• **WORKING DATA**
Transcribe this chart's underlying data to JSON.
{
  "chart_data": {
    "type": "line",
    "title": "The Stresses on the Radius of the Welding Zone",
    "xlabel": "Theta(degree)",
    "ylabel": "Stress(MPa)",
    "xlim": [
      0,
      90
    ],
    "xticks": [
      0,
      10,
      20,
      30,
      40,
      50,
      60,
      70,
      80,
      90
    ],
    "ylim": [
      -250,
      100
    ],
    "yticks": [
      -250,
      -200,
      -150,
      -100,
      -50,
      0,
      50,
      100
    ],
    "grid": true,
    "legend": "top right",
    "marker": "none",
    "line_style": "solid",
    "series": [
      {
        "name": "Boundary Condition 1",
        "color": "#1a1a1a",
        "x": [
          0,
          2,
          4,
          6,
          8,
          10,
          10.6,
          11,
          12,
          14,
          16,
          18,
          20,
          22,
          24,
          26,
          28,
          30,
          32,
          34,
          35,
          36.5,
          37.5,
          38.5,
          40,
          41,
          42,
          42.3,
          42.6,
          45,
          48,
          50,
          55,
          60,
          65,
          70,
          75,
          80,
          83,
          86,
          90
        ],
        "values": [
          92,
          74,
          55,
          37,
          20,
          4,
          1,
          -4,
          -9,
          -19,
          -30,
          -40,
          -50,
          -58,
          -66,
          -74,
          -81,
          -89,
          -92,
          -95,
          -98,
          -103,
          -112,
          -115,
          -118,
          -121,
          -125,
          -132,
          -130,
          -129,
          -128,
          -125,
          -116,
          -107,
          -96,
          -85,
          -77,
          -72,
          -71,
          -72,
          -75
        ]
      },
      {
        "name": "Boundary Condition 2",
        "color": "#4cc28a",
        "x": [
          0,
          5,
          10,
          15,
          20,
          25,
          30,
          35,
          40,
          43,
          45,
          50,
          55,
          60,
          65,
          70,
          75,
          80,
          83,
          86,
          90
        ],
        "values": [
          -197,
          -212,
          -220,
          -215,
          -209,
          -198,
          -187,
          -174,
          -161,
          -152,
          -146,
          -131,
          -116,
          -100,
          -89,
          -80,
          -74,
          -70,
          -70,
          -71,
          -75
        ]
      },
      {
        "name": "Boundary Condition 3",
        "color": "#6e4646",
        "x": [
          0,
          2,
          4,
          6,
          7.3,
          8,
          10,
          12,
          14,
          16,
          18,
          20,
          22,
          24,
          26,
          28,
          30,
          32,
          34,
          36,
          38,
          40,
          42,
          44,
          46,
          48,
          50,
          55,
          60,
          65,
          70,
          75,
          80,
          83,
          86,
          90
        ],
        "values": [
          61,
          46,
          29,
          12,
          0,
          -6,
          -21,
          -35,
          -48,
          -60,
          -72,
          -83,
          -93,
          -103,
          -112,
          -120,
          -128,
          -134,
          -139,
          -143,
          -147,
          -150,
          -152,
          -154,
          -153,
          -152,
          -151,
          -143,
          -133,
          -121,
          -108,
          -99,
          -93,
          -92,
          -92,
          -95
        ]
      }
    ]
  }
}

• **DIRECTIVE**
Out of the material above, gather each line where "Boundary" appears.

• **EXERCISE SOLUTION**
        "name": "Boundary Condition 1",
        "name": "Boundary Condition 2",
        "name": "Boundary Condition 3",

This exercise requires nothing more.